■ **Exercise objective**: Copy each line below in which the string "MADDE" occurs.

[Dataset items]
+--

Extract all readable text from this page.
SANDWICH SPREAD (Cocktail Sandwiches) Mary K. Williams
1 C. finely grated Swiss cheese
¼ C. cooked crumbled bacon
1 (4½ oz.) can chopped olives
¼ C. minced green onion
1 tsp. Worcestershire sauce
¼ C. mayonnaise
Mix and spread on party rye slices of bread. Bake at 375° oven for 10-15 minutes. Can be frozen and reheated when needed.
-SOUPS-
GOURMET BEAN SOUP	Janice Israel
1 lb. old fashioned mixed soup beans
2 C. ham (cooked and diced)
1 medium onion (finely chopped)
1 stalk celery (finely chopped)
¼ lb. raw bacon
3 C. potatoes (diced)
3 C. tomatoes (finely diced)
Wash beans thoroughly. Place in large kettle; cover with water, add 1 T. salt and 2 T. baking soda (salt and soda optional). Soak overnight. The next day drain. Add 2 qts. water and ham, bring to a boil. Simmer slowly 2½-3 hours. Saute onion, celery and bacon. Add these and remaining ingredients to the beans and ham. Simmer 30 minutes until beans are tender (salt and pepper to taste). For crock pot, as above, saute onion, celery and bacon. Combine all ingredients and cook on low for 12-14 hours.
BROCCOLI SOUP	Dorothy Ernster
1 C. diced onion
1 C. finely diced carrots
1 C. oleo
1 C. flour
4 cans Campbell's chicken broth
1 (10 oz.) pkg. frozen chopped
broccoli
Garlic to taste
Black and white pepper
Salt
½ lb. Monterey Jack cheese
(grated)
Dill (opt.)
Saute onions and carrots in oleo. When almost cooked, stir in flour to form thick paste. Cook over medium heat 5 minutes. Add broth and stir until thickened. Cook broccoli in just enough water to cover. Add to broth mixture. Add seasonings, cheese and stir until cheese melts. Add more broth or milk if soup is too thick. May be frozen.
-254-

+--

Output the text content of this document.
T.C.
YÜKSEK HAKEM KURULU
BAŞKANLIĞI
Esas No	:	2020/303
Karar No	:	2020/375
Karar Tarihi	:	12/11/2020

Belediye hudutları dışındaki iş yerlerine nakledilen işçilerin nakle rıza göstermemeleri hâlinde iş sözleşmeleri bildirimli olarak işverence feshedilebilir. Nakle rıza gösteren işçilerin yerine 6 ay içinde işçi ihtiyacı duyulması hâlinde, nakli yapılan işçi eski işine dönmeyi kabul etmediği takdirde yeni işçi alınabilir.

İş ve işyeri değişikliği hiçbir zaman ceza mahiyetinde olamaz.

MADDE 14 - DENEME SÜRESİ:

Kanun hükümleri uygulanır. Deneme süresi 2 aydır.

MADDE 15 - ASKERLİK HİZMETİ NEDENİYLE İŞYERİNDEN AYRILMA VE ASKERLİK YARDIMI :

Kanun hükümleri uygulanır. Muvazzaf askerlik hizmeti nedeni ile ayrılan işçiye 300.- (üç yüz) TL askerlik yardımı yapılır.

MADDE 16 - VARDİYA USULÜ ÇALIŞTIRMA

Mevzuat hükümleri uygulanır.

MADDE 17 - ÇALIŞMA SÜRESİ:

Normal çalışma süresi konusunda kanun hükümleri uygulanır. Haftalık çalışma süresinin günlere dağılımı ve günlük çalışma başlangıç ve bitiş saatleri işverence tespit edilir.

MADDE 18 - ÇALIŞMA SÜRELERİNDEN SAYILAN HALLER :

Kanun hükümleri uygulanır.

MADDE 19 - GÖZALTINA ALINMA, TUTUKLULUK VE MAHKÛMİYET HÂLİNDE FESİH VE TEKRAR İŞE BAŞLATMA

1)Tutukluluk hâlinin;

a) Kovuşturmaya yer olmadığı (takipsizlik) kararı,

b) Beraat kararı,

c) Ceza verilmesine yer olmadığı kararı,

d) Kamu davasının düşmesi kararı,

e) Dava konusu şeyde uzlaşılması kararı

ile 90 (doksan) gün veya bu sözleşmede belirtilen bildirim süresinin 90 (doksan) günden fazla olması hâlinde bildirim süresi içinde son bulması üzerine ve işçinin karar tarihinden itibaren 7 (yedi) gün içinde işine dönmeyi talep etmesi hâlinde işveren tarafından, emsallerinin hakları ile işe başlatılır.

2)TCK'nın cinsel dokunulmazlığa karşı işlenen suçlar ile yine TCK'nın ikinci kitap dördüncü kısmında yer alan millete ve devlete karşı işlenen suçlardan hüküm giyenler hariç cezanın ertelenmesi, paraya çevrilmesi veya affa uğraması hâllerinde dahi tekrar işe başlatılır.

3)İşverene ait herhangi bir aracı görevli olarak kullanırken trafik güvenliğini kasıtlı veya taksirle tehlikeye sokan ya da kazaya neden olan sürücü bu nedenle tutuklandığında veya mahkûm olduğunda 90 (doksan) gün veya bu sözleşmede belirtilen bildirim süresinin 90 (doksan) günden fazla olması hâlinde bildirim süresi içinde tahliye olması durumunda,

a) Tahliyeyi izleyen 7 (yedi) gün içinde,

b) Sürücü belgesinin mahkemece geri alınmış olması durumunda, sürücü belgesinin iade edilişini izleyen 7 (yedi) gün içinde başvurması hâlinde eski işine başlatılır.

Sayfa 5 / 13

+--

■ **Expected output**:
MADDE 14 - DENEME SÜRESİ:
MADDE 15 - ASKERLİK HİZMETİ NEDENİYLE İŞYERİNDEN AYRILMA VE ASKERLİK YARDIMI :
MADDE 16 - VARDİYA USULÜ ÇALIŞTIRMA
MADDE 17 - ÇALIŞMA SÜRESİ:
MADDE 18 - ÇALIŞMA SÜRELERİNDEN SAYILAN HALLER :
MADDE 19 - GÖZALTINA ALINMA, TUTUKLULUK VE MAHKÛMİYET HÂLİNDE FESİH VE TEKRAR İŞE BAŞLATMA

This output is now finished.